Nonostante ciò, il Mef non intende abbandonare la via diplomatica, convinto che un’intesa con Kkr sia ancora possibile, anche per evitare che la segnalazione all’Unione europea inneschi una controversia politica o regolatoria più ampia.
Milano Finanza riporta che il governo italiano starebbe valutando anche alcune misure di riequilibrio del settore (collegate al Pnrr e alle concessioni per le aree bianche).
Il governo italiano vorrebbe la combinazione delle due aziende della rete in un’unica rete a banda larga, esclusivamente wholesale e sotto la supervisione dello Stato, per evitare la duplicazione degli ingenti investimenti per la copertura Ftth in Italia e per ridurre i ritardi nella copertura di Internet ad alta velocità su rete fissa rispetto agli altri Paesi europei. Solamente circa il 70% delle famiglie italiane ha, infatti, accesso alla banda larga ultraveloce contro una media europea dell’82%.
★ ★ ★ ★ ★
### Compiti da svolgere
**A)** Secondo il brano sulla rete unica a banda larga, quale quota delle famiglie italiane ha accesso alla banda larga ultraveloce?
**B)** Prosegui il brano sulla rete unica a banda larga con alcune frasi che seguano la sua ultima.
★ ★ ★ ★ ★
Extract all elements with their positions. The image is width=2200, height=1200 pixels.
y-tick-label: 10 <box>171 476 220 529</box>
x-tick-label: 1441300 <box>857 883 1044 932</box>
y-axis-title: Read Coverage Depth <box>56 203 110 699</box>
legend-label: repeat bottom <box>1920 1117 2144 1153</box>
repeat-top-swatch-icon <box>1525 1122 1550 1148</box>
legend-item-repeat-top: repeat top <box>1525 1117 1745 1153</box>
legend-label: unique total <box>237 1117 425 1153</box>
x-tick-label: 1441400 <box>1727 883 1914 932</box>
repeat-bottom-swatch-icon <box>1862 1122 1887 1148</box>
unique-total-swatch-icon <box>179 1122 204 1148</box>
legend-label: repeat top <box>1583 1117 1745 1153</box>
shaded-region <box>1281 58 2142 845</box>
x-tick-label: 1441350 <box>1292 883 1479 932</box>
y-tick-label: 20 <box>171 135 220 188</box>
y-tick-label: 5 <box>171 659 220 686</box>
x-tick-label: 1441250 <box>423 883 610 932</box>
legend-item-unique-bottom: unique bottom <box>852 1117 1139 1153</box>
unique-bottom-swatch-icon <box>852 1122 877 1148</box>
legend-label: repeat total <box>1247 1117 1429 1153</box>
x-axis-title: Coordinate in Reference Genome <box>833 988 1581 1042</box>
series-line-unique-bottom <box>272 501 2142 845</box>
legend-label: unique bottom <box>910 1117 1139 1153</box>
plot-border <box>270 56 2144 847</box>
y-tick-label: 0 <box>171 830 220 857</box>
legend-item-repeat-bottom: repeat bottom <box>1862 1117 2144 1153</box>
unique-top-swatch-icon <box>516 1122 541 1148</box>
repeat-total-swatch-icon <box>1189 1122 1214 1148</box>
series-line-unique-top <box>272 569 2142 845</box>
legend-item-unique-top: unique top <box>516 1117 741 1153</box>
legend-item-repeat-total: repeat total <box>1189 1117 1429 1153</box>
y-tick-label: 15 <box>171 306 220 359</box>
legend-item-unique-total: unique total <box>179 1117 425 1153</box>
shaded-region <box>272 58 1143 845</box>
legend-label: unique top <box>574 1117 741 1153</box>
★ ★ ★ ★ ★
### Risposte ai compiti
**A)** Circa il 70%.

**B)**
Scenario complesso, rischio impasse
La situazione resta complessa e, secondo alcuni analisti, il governo italiano e Kkr rischiano l’impasse.
“Riteniamo che l’attuale struttura non sia quella ottimale, quindi continuiamo a lavorare affinché si raggiunga una struttura industriale della rete che sia migliore e più efficiente per tutti”, ha affermato Dario Scannapieco, amministratore delegato di Cassa Depositi e Prestiti, fotografando con chiarezza lo stato dell’arte del progetto di rete unica: un cantiere aperto da anni, che continua a oscillare tra annunci e smentite, senza mai compiere il passo decisivo verso la fusione delle infrastrutture di Open Fiber e Fibercop.
Sul dossier pesa innanzitutto la complessità della governance. Cdp, controllata dal Ministero dell’Economia e delle Finanze, è azionista di maggioranza di Open Fiber (60% tramite Cdp Equity) e al tempo stesso indirettamente presente in Fibercop (16%). In teoria, una posizione ideale per facilitare il consolidamento. In pratica, invece, la pluralità di interessi in gioco – Tim, Kkr, governo, autorità regolatorie – ha reso ogni passo lento e faticoso.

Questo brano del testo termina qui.